[Entries supplied start]
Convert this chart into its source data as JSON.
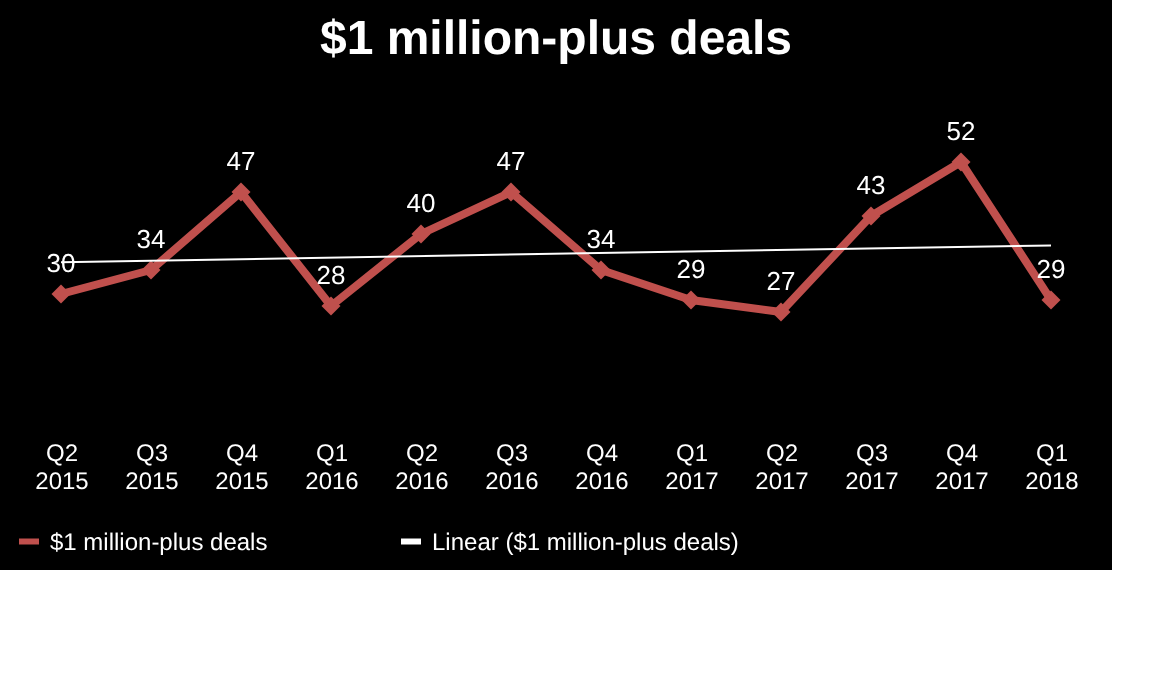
{
  "chart_data": {
    "type": "line",
    "title": "$1 million-plus deals",
    "categories": [
      "Q2 2015",
      "Q3 2015",
      "Q4 2015",
      "Q1 2016",
      "Q2 2016",
      "Q3 2016",
      "Q4 2016",
      "Q1 2017",
      "Q2 2017",
      "Q3 2017",
      "Q4 2017",
      "Q1 2018"
    ],
    "series": [
      {
        "name": "$1 million-plus deals",
        "color": "#c0504d",
        "marker": "diamond",
        "values": [
          30,
          34,
          47,
          28,
          40,
          47,
          34,
          29,
          27,
          43,
          52,
          29
        ],
        "value_labels": [
          "30",
          "34",
          "47",
          "28",
          "40",
          "47",
          "34",
          "29",
          "27",
          "43",
          "52",
          "29"
        ]
      },
      {
        "name": "Linear ($1 million-plus deals)",
        "type": "line",
        "color": "#ffffff",
        "marker": "none",
        "x": [
          "Q2 2015",
          "Q1 2018"
        ],
        "values": [
          35.3,
          38.1
        ]
      }
    ],
    "tick_labels": "x",
    "grid": false,
    "legend": "bottom"
  }
}
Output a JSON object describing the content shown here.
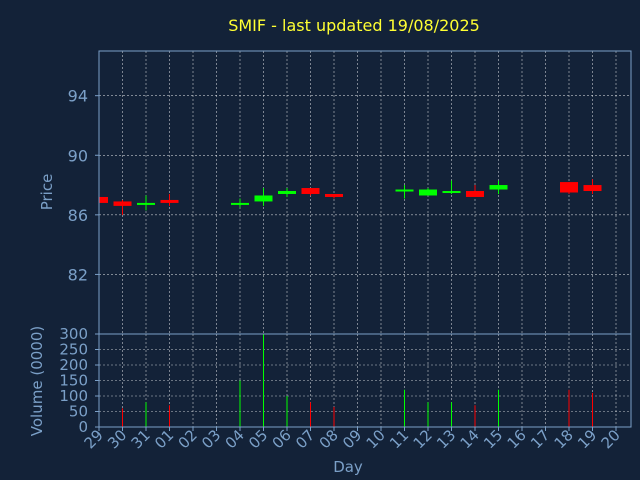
{
  "chart_data": {
    "type": "candlestick",
    "title": "SMIF - last updated 19/08/2025",
    "xlabel": "Day",
    "grid": true,
    "colors": {
      "background": "#132238",
      "title": "#ffff33",
      "labels": "#7ba0c8",
      "grid": "#ffffff",
      "frame": "#7ba0c8",
      "up": "#00ff00",
      "down": "#ff0000"
    },
    "x_ticks": [
      "29",
      "30",
      "31",
      "01",
      "02",
      "03",
      "04",
      "05",
      "06",
      "07",
      "08",
      "09",
      "10",
      "11",
      "12",
      "13",
      "14",
      "15",
      "16",
      "17",
      "18",
      "19",
      "20"
    ],
    "price_panel": {
      "ylabel": "Price",
      "ylim": [
        78,
        97
      ],
      "y_ticks": [
        82,
        86,
        90,
        94
      ]
    },
    "volume_panel": {
      "ylabel": "Volume (0000)",
      "ylim": [
        0,
        300
      ],
      "y_ticks": [
        0,
        50,
        100,
        150,
        200,
        250,
        300
      ]
    },
    "candles": [
      {
        "day": "29",
        "open": 87.2,
        "high": 87.2,
        "low": 86.8,
        "close": 86.8,
        "volume": 0
      },
      {
        "day": "30",
        "open": 86.9,
        "high": 87.0,
        "low": 86.0,
        "close": 86.6,
        "volume": 60
      },
      {
        "day": "31",
        "open": 86.7,
        "high": 87.3,
        "low": 86.3,
        "close": 86.8,
        "volume": 80
      },
      {
        "day": "01",
        "open": 87.0,
        "high": 87.4,
        "low": 86.6,
        "close": 86.8,
        "volume": 70
      },
      {
        "day": "04",
        "open": 86.7,
        "high": 87.1,
        "low": 86.5,
        "close": 86.8,
        "volume": 150
      },
      {
        "day": "05",
        "open": 86.9,
        "high": 87.8,
        "low": 86.6,
        "close": 87.3,
        "volume": 300
      },
      {
        "day": "06",
        "open": 87.4,
        "high": 87.8,
        "low": 87.2,
        "close": 87.6,
        "volume": 100
      },
      {
        "day": "07",
        "open": 87.8,
        "high": 87.8,
        "low": 87.3,
        "close": 87.4,
        "volume": 80
      },
      {
        "day": "08",
        "open": 87.4,
        "high": 87.4,
        "low": 87.1,
        "close": 87.2,
        "volume": 65
      },
      {
        "day": "11",
        "open": 87.6,
        "high": 88.0,
        "low": 87.1,
        "close": 87.7,
        "volume": 120
      },
      {
        "day": "12",
        "open": 87.3,
        "high": 87.8,
        "low": 87.3,
        "close": 87.7,
        "volume": 80
      },
      {
        "day": "13",
        "open": 87.5,
        "high": 88.3,
        "low": 87.4,
        "close": 87.6,
        "volume": 80
      },
      {
        "day": "14",
        "open": 87.6,
        "high": 88.0,
        "low": 87.2,
        "close": 87.2,
        "volume": 70
      },
      {
        "day": "15",
        "open": 87.7,
        "high": 88.3,
        "low": 87.4,
        "close": 88.0,
        "volume": 120
      },
      {
        "day": "18",
        "open": 88.2,
        "high": 88.2,
        "low": 87.4,
        "close": 87.5,
        "volume": 120
      },
      {
        "day": "19",
        "open": 88.0,
        "high": 88.4,
        "low": 87.4,
        "close": 87.6,
        "volume": 110
      }
    ]
  }
}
[Entries supplied end]
Above are records to transcribe exactly; leave their pictures out.

▶ _The answer_:
Convert this chart into its source data as JSON.
{
  "chart_data": {
    "type": "line",
    "title": "$1 million-plus deals",
    "categories": [
      "Q2 2015",
      "Q3 2015",
      "Q4 2015",
      "Q1 2016",
      "Q2 2016",
      "Q3 2016",
      "Q4 2016",
      "Q1 2017",
      "Q2 2017",
      "Q3 2017",
      "Q4 2017",
      "Q1 2018"
    ],
    "series": [
      {
        "name": "$1 million-plus deals",
        "color": "#c0504d",
        "marker": "diamond",
        "values": [
          30,
          34,
          47,
          28,
          40,
          47,
          34,
          29,
          27,
          43,
          52,
          29
        ],
        "value_labels": [
          "30",
          "34",
          "47",
          "28",
          "40",
          "47",
          "34",
          "29",
          "27",
          "43",
          "52",
          "29"
        ]
      },
      {
        "name": "Linear ($1 million-plus deals)",
        "type": "line",
        "color": "#ffffff",
        "marker": "none",
        "x": [
          "Q2 2015",
          "Q1 2018"
        ],
        "values": [
          35.3,
          38.1
        ]
      }
    ],
    "tick_labels": "x",
    "grid": false,
    "legend": "bottom"
  }
}
Output a JSON object describing the content shown here.
{
  "chart_data": {
    "type": "candlestick",
    "title": "SMIF - last updated 19/08/2025",
    "xlabel": "Day",
    "grid": true,
    "colors": {
      "background": "#132238",
      "title": "#ffff33",
      "labels": "#7ba0c8",
      "grid": "#ffffff",
      "frame": "#7ba0c8",
      "up": "#00ff00",
      "down": "#ff0000"
    },
    "x_ticks": [
      "29",
      "30",
      "31",
      "01",
      "02",
      "03",
      "04",
      "05",
      "06",
      "07",
      "08",
      "09",
      "10",
      "11",
      "12",
      "13",
      "14",
      "15",
      "16",
      "17",
      "18",
      "19",
      "20"
    ],
    "price_panel": {
      "ylabel": "Price",
      "ylim": [
        78,
        97
      ],
      "y_ticks": [
        82,
        86,
        90,
        94
      ]
    },
    "volume_panel": {
      "ylabel": "Volume (0000)",
      "ylim": [
        0,
        300
      ],
      "y_ticks": [
        0,
        50,
        100,
        150,
        200,
        250,
        300
      ]
    },
    "candles": [
      {
        "day": "29",
        "open": 87.2,
        "high": 87.2,
        "low": 86.8,
        "close": 86.8,
        "volume": 0
      },
      {
        "day": "30",
        "open": 86.9,
        "high": 87.0,
        "low": 86.0,
        "close": 86.6,
        "volume": 60
      },
      {
        "day": "31",
        "open": 86.7,
        "high": 87.3,
        "low": 86.3,
        "close": 86.8,
        "volume": 80
      },
      {
        "day": "01",
        "open": 87.0,
        "high": 87.4,
        "low": 86.6,
        "close": 86.8,
        "volume": 70
      },
      {
        "day": "04",
        "open": 86.7,
        "high": 87.1,
        "low": 86.5,
        "close": 86.8,
        "volume": 150
      },
      {
        "day": "05",
        "open": 86.9,
        "high": 87.8,
        "low": 86.6,
        "close": 87.3,
        "volume": 300
      },
      {
        "day": "06",
        "open": 87.4,
        "high": 87.8,
        "low": 87.2,
        "close": 87.6,
        "volume": 100
      },
      {
        "day": "07",
        "open": 87.8,
        "high": 87.8,
        "low": 87.3,
        "close": 87.4,
        "volume": 80
      },
      {
        "day": "08",
        "open": 87.4,
        "high": 87.4,
        "low": 87.1,
        "close": 87.2,
        "volume": 65
      },
      {
        "day": "11",
        "open": 87.6,
        "high": 88.0,
        "low": 87.1,
        "close": 87.7,
        "volume": 120
      },
      {
        "day": "12",
        "open": 87.3,
        "high": 87.8,
        "low": 87.3,
        "close": 87.7,
        "volume": 80
      },
      {
        "day": "13",
        "open": 87.5,
        "high": 88.3,
        "low": 87.4,
        "close": 87.6,
        "volume": 80
      },
      {
        "day": "14",
        "open": 87.6,
        "high": 88.0,
        "low": 87.2,
        "close": 87.2,
        "volume": 70
      },
      {
        "day": "15",
        "open": 87.7,
        "high": 88.3,
        "low": 87.4,
        "close": 88.0,
        "volume": 120
      },
      {
        "day": "18",
        "open": 88.2,
        "high": 88.2,
        "low": 87.4,
        "close": 87.5,
        "volume": 120
      },
      {
        "day": "19",
        "open": 88.0,
        "high": 88.4,
        "low": 87.4,
        "close": 87.6,
        "volume": 110
      }
    ]
  }
}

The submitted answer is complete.